Figure content listings
□ □ □ □

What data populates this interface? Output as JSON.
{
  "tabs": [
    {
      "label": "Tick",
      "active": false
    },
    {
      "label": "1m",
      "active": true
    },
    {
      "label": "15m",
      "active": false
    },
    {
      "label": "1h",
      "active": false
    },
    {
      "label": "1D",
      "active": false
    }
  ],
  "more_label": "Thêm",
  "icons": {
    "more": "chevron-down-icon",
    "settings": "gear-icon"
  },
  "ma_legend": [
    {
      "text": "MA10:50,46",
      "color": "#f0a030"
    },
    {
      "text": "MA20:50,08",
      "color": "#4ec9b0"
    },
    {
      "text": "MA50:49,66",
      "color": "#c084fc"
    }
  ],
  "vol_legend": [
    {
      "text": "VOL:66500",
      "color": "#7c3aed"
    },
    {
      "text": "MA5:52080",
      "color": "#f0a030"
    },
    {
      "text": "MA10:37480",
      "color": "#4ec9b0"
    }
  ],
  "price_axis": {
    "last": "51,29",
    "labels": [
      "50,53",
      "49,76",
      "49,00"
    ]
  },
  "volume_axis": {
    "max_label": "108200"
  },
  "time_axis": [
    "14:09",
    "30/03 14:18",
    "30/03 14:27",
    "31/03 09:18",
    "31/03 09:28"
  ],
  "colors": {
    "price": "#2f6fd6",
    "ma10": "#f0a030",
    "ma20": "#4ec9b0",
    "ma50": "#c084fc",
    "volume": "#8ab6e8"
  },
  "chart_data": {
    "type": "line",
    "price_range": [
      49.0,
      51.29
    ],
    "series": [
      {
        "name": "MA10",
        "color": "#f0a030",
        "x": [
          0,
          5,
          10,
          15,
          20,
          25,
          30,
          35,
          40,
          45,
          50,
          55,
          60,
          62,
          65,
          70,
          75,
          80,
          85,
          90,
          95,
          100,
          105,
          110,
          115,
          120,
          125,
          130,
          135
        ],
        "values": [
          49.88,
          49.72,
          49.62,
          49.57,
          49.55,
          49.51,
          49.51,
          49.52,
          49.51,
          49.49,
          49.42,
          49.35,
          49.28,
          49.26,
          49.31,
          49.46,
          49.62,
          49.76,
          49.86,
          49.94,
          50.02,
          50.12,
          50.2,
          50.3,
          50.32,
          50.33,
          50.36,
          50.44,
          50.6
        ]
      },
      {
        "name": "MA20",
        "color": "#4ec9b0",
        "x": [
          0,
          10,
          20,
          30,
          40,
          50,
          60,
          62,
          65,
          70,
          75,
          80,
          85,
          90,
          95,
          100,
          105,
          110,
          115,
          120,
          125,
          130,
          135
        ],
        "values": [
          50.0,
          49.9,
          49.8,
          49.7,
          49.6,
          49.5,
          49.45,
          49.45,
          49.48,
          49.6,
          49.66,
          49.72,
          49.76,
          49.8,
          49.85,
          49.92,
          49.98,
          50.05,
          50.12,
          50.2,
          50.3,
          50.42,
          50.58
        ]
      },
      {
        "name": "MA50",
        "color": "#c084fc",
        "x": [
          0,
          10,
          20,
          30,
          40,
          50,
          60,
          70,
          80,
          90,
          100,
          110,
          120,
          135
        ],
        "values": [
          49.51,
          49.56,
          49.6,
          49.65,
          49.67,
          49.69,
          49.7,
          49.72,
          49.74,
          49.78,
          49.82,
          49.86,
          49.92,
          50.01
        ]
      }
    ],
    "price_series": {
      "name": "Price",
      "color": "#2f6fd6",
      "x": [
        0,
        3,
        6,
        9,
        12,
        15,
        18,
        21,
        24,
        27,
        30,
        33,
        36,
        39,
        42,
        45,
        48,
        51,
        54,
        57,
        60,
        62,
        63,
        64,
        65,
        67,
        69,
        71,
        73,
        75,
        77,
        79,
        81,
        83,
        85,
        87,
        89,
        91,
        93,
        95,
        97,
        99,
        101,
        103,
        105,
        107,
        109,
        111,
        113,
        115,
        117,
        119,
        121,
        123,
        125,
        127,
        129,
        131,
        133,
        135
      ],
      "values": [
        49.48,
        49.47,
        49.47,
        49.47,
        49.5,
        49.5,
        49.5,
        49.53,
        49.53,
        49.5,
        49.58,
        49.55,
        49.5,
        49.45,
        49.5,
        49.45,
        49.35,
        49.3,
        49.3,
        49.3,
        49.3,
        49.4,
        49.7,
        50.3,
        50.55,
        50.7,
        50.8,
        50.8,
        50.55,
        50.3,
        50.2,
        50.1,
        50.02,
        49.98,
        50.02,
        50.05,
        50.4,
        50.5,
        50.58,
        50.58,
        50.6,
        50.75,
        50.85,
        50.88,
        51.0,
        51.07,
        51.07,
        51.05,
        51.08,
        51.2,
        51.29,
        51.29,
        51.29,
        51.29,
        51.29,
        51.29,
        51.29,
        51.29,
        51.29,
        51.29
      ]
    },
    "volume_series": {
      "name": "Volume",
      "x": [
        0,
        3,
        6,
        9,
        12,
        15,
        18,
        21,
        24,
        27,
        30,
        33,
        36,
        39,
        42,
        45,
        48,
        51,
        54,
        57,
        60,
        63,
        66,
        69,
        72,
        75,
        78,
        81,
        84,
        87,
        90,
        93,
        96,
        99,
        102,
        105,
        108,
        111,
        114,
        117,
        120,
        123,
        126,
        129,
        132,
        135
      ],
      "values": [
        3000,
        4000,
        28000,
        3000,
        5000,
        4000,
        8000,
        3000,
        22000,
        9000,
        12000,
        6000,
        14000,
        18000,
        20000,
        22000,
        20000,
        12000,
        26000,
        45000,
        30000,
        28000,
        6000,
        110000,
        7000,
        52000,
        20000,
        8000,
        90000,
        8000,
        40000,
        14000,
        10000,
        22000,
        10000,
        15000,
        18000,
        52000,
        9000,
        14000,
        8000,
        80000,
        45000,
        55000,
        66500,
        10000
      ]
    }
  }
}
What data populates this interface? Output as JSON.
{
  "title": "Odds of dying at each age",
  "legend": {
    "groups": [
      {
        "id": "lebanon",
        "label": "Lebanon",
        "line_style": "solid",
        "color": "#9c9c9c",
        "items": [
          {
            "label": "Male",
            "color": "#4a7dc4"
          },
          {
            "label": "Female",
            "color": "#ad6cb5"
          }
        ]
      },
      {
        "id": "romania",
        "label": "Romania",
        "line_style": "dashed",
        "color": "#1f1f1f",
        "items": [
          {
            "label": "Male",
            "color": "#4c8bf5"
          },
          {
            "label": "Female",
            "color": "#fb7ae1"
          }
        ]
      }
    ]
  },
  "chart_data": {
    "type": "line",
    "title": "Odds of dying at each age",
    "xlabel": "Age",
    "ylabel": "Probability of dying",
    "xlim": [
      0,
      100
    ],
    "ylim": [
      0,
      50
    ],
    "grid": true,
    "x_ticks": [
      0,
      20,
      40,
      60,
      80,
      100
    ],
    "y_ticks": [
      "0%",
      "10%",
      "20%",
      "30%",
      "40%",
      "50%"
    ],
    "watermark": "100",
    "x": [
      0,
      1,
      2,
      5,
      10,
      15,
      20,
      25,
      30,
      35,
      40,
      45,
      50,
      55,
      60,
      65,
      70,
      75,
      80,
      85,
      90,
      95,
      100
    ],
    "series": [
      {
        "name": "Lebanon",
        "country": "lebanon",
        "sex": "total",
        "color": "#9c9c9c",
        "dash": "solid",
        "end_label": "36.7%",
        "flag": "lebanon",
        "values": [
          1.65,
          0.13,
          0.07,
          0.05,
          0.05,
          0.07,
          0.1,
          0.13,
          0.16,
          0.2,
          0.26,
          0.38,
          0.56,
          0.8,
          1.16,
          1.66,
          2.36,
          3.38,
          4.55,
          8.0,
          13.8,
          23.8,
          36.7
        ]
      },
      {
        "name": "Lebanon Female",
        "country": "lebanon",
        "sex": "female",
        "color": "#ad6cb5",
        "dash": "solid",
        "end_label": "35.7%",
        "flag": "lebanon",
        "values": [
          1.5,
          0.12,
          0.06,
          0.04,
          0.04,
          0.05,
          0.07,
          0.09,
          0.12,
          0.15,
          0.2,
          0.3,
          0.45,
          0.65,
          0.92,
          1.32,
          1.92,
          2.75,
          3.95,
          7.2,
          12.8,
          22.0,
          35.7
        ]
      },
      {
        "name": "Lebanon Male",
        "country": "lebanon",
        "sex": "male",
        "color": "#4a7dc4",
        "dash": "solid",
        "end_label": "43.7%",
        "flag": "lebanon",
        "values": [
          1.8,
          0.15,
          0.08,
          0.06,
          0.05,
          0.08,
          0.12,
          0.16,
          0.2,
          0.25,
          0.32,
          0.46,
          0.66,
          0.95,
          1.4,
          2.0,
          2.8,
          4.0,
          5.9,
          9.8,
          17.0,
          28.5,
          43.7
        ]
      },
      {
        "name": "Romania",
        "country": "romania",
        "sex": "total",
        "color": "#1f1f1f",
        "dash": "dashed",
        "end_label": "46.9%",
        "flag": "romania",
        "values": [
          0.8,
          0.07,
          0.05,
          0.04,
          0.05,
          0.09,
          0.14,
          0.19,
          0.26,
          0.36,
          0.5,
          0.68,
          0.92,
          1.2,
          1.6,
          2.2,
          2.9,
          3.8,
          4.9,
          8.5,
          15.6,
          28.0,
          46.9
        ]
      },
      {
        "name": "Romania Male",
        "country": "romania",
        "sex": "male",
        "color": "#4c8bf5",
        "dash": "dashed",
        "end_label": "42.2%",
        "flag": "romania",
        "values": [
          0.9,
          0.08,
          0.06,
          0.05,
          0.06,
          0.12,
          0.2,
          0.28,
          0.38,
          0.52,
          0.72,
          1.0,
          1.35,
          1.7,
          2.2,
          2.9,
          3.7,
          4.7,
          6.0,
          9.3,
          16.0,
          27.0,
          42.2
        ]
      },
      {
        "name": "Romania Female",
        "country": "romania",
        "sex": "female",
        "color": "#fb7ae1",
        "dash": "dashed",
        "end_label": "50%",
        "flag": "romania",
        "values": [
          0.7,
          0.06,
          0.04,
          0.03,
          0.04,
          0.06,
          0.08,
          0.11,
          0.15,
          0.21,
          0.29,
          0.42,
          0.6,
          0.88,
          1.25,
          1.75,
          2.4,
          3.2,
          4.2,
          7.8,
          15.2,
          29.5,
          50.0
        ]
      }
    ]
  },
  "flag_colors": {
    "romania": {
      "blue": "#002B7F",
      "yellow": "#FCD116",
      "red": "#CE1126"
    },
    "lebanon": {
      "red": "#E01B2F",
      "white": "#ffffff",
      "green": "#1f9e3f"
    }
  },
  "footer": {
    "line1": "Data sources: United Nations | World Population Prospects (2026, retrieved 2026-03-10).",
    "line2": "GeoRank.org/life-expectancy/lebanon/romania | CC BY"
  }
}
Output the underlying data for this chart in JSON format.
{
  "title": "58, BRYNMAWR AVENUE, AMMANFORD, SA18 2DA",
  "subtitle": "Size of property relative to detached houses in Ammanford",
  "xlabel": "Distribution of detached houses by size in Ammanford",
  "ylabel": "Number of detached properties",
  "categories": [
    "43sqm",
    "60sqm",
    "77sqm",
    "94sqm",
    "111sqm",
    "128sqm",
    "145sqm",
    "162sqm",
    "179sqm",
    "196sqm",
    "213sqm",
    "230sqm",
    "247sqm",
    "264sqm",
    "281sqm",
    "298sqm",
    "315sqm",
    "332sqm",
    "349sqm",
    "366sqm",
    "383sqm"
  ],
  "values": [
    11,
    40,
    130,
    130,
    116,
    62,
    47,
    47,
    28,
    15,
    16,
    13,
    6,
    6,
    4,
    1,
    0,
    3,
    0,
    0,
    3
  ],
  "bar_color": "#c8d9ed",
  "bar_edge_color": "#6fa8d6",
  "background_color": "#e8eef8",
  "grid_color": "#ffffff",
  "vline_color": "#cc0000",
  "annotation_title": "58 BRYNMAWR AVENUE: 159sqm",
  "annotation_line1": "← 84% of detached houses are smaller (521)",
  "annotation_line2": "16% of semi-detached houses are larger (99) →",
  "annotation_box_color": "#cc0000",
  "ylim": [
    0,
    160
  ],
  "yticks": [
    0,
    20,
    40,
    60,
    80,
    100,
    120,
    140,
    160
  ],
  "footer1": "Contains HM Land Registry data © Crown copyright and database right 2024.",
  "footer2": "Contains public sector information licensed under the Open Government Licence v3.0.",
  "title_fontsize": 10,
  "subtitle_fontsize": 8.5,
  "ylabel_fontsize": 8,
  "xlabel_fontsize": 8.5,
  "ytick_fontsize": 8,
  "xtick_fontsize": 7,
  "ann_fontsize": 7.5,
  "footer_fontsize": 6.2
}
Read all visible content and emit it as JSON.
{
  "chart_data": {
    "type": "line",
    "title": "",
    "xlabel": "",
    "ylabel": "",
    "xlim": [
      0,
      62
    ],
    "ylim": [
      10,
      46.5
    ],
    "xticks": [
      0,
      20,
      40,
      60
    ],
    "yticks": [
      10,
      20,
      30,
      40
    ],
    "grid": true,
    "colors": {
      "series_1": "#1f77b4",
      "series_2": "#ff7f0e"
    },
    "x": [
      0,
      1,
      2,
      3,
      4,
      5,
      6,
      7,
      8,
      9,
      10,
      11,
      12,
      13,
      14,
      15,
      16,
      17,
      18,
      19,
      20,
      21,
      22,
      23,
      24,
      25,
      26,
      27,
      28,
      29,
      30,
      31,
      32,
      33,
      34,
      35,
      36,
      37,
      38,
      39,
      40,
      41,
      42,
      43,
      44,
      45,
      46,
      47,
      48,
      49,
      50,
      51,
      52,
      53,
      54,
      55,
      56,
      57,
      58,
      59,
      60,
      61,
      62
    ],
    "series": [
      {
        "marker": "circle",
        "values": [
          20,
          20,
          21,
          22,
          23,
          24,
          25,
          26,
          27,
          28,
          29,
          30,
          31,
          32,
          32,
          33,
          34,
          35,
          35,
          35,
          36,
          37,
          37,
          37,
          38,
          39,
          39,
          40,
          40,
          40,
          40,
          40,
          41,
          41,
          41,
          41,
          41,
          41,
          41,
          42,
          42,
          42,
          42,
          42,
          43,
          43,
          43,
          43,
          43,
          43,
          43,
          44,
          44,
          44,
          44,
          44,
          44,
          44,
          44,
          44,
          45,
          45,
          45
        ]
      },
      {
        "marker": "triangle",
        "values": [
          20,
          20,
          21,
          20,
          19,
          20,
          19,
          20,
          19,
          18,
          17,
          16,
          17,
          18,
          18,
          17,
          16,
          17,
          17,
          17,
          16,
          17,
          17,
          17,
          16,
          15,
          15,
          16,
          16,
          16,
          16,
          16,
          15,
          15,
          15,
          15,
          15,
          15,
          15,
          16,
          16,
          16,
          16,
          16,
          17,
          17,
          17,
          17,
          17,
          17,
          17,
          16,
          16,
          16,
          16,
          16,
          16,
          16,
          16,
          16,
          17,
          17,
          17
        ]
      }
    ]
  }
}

□ □ □ □

EXERCISE DETAILS
Go through the records above and copy every line with the word "text".

ANSWER IN FULL
      "text": "MA10:50,46",
      "text": "MA20:50,08",
      "text": "MA50:49,66",
      "text": "VOL:66500",
      "text": "MA5:52080",
      "text": "MA10:37480",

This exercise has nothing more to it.